-- BEGIN SUPPLIED RECORDS --

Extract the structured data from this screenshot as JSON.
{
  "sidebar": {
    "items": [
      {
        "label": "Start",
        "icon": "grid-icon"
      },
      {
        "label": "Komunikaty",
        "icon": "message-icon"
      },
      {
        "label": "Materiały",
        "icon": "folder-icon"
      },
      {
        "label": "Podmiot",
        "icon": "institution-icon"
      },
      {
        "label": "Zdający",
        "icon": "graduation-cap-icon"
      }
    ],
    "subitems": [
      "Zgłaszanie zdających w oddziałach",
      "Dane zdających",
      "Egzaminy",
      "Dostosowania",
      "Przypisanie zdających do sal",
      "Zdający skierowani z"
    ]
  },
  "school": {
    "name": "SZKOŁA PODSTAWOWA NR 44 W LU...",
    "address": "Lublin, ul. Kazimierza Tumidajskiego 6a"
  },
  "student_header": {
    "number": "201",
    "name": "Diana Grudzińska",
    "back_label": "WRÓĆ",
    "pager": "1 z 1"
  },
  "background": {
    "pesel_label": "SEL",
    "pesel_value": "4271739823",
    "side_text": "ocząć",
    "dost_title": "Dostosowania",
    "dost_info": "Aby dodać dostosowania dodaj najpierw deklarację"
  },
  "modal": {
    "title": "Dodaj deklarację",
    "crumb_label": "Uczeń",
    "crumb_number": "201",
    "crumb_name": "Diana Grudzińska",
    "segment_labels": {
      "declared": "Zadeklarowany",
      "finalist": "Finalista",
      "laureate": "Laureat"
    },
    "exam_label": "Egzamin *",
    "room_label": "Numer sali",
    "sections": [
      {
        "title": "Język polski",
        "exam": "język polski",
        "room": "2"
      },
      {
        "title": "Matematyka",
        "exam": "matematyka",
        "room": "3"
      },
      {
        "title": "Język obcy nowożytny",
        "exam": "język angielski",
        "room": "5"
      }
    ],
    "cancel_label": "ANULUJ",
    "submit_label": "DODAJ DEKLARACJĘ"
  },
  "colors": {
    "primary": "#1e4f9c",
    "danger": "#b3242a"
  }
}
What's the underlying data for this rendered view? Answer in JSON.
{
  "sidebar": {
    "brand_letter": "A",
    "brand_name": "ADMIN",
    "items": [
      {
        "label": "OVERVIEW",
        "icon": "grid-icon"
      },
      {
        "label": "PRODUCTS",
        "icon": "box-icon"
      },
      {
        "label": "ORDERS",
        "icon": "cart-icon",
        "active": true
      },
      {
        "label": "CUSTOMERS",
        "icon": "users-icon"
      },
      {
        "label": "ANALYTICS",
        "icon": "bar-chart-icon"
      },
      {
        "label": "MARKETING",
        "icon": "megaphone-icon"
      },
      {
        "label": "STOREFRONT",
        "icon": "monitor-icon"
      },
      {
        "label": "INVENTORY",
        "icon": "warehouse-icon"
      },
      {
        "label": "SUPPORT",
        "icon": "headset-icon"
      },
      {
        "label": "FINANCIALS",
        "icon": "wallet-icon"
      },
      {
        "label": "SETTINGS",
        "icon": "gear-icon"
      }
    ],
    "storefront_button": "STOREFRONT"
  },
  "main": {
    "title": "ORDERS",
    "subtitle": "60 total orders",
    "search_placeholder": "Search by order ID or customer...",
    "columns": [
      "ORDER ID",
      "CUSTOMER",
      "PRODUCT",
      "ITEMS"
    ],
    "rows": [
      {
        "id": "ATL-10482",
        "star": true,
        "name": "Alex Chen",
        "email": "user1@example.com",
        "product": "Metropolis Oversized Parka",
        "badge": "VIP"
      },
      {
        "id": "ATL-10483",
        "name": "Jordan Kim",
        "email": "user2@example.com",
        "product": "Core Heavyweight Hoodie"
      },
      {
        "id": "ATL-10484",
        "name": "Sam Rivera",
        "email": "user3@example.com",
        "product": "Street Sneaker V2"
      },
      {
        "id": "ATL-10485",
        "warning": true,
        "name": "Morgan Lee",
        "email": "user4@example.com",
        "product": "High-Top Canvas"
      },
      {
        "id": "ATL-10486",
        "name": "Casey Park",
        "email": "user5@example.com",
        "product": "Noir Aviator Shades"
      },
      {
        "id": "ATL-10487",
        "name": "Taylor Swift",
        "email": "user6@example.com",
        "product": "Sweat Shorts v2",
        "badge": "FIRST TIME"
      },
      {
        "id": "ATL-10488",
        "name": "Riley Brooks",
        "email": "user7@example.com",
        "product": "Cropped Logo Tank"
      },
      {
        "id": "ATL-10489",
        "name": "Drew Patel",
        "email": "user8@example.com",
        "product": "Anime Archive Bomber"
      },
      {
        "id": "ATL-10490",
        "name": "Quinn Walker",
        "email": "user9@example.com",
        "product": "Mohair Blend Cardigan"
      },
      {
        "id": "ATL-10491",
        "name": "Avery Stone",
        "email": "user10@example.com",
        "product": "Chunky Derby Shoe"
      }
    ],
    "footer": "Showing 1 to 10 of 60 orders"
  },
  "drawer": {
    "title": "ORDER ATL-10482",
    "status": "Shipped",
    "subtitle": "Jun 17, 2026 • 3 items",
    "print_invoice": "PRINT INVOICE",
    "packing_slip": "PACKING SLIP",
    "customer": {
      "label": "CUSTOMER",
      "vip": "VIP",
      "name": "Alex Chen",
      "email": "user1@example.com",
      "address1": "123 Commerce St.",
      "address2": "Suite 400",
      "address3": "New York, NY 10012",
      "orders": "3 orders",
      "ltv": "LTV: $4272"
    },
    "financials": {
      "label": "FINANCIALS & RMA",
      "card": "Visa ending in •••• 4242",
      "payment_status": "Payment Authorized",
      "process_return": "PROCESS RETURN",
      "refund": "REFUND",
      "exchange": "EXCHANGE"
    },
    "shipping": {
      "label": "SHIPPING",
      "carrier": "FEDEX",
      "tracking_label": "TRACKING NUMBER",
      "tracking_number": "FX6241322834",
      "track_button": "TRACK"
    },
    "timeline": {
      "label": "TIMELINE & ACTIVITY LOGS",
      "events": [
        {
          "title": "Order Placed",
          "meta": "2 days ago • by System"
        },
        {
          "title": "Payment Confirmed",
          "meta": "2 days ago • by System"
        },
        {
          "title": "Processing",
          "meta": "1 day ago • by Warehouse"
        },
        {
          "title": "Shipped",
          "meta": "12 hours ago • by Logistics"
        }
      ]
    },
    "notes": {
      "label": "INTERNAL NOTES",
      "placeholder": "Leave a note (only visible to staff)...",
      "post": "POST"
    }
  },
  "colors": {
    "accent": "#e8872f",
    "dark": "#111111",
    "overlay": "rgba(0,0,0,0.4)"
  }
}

-- END SUPPLIED RECORDS --

# [PROBLEM TO SOLVE]
Select, from the listing, all lines that include the word "meta".

# [WRITTEN RESPONSE]
          "meta": "2 days ago • by System"
          "meta": "2 days ago • by System"
          "meta": "1 day ago • by Warehouse"
          "meta": "12 hours ago • by Logistics"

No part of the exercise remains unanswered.